[WORK REQUIRED]
Only the number is needed: how many lines of the records include "Paroo"?

-- START OF PROVIDED INFORMATION --

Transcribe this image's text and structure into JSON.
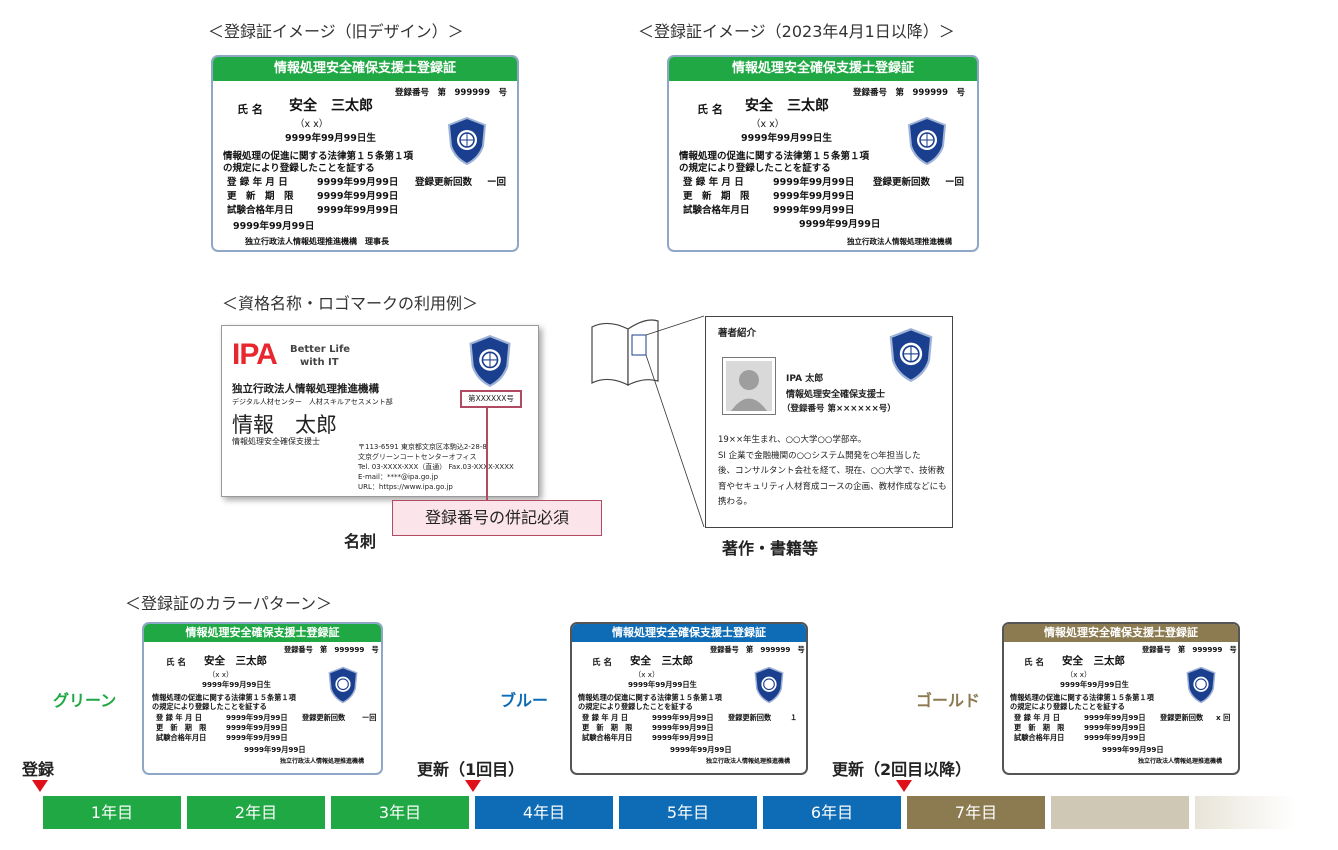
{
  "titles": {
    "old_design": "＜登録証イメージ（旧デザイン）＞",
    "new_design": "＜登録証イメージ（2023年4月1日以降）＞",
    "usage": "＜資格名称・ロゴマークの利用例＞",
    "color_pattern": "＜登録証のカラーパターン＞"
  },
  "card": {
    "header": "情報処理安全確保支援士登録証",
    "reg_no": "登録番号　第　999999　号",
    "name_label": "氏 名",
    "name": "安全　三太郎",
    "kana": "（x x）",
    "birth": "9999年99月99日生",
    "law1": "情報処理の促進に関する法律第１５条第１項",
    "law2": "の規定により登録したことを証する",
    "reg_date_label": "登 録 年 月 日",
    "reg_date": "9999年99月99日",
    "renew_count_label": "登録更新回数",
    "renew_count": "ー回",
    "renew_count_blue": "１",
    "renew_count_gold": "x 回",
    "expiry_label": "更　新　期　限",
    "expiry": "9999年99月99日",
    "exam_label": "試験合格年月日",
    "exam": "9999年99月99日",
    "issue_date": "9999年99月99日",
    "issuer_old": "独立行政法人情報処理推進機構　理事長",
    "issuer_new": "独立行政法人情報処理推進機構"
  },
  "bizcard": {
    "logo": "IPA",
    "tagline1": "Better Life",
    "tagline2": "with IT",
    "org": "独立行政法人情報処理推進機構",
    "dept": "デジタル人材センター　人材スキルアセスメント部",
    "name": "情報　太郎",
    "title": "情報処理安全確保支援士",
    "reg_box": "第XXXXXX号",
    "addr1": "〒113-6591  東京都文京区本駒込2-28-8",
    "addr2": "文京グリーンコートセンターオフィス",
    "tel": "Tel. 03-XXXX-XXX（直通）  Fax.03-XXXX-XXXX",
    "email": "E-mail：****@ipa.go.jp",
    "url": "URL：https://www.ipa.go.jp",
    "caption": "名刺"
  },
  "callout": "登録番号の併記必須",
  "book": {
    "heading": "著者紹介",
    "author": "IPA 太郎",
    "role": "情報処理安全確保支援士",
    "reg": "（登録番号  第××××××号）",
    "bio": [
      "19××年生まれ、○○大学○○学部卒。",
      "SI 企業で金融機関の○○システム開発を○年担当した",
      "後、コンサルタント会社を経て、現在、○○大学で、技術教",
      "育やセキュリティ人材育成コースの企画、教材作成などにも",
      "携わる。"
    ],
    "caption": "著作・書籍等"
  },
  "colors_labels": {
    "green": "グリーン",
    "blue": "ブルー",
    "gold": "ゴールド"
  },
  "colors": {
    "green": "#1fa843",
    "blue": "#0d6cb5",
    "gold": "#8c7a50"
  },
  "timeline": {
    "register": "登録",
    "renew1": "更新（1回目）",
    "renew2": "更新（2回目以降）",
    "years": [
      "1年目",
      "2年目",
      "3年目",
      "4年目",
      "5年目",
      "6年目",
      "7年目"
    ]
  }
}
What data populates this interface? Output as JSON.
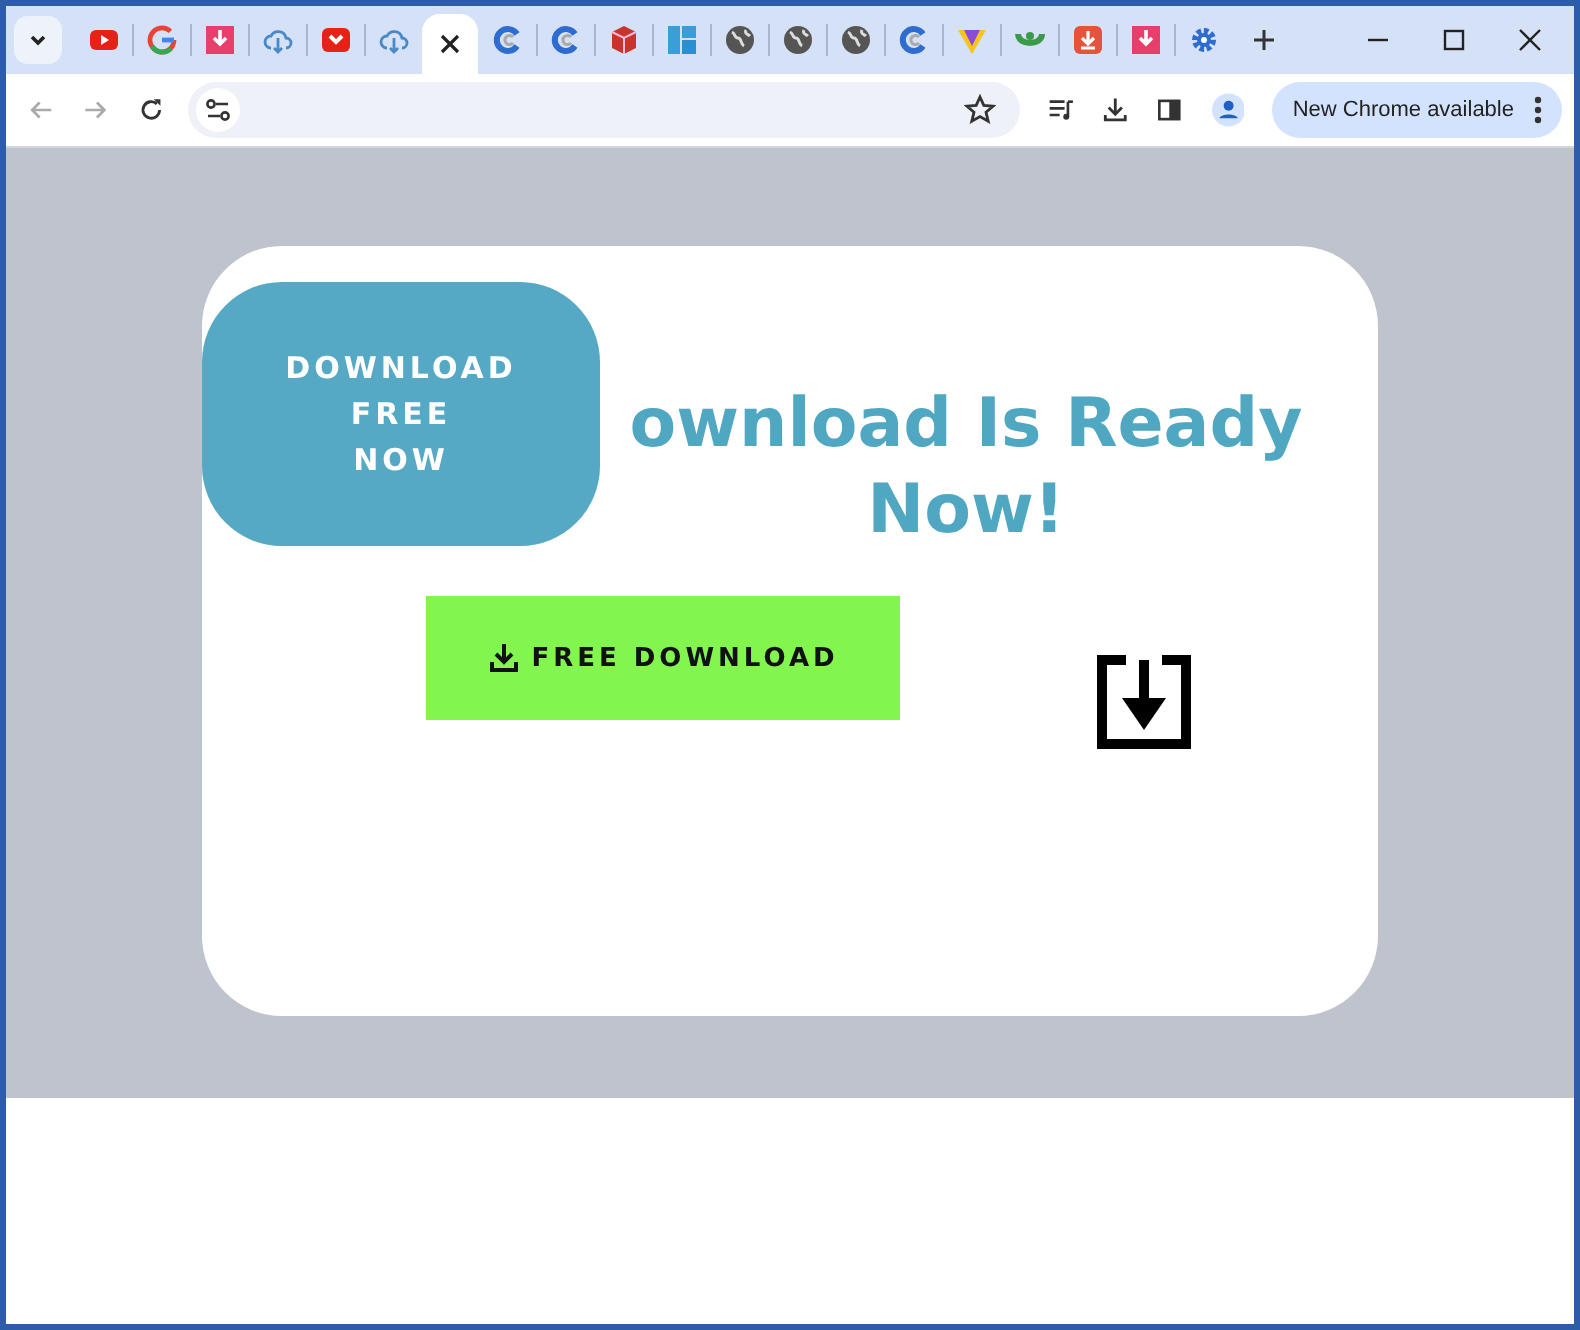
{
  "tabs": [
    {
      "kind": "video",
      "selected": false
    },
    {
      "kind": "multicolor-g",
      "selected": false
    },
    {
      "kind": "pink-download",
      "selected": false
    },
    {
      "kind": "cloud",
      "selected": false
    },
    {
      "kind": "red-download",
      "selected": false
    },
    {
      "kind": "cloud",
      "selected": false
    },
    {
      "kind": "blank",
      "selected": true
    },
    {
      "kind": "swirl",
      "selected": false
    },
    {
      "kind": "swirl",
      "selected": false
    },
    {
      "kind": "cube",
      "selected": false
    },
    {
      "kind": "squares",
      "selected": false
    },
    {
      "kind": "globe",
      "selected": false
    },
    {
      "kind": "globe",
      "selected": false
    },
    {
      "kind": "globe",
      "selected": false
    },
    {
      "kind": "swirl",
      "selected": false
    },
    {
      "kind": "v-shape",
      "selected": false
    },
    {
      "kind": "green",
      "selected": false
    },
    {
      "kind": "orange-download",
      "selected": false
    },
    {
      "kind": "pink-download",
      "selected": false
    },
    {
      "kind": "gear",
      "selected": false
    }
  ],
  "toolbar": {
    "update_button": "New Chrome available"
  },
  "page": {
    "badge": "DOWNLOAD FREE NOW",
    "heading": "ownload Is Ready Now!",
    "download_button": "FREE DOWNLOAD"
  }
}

-- END OF PROVIDED INFORMATION --
-- START OF PROVIDED INFORMATION --

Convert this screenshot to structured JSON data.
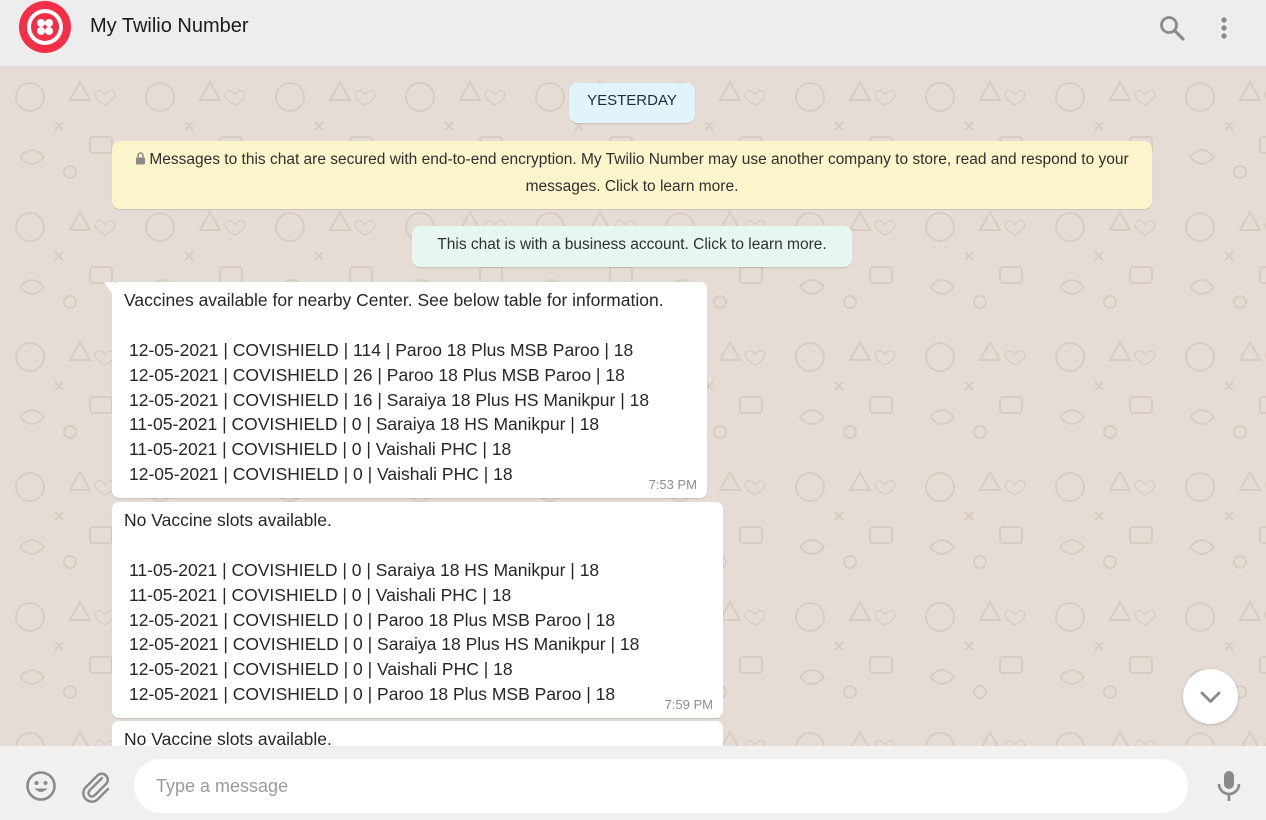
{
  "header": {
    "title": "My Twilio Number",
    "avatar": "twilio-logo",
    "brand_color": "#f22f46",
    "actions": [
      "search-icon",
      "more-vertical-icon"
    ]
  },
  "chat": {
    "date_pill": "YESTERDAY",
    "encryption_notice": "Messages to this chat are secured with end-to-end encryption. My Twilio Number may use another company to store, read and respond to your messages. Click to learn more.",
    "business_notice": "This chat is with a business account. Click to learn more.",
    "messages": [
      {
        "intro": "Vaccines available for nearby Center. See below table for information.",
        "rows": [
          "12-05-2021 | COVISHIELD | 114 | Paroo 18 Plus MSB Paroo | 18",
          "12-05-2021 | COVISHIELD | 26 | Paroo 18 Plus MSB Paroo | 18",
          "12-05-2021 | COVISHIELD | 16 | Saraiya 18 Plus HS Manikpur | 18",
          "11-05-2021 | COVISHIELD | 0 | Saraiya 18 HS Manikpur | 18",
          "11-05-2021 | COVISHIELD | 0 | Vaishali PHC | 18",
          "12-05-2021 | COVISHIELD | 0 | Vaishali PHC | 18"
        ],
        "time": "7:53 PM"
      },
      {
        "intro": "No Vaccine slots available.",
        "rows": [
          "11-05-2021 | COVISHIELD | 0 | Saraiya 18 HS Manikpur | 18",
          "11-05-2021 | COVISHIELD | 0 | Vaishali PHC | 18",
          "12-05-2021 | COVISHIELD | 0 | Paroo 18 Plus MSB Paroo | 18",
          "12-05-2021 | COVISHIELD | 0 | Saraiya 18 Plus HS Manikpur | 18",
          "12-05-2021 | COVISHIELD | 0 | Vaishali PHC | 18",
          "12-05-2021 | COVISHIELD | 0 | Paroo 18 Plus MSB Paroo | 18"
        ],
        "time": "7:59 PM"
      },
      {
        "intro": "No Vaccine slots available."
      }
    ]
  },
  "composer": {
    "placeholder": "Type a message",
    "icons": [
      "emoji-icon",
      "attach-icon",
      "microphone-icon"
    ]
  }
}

-- END OF PROVIDED INFORMATION --
-- START OF PROVIDED INFORMATION --

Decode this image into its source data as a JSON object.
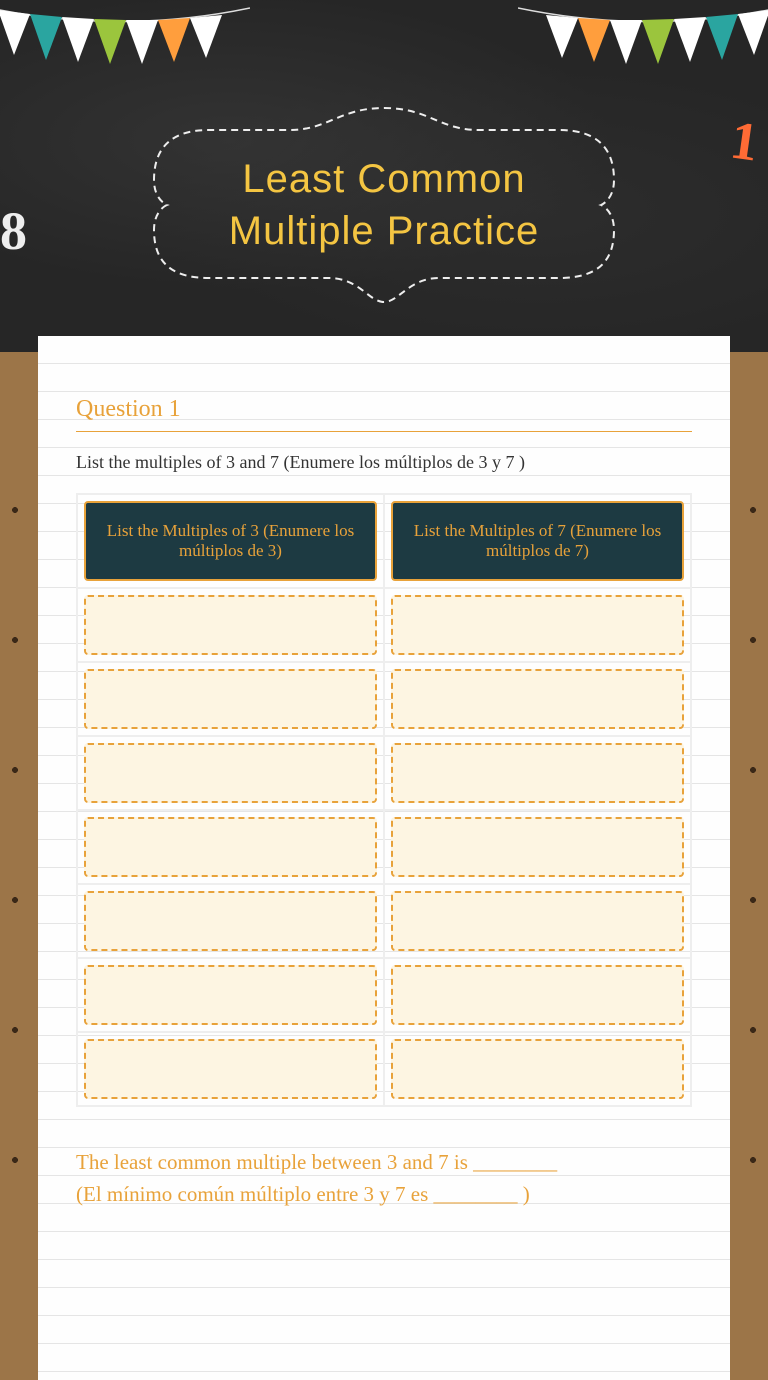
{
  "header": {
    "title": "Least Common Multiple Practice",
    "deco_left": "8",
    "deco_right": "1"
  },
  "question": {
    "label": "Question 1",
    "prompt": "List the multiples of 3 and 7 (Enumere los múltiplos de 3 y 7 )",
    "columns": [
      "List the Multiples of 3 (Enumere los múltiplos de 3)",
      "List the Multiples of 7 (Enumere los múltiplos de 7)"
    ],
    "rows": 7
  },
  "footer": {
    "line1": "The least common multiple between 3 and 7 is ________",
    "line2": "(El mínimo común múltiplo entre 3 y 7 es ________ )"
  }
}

-- END OF PROVIDED INFORMATION --

[THE RESPONSE]
4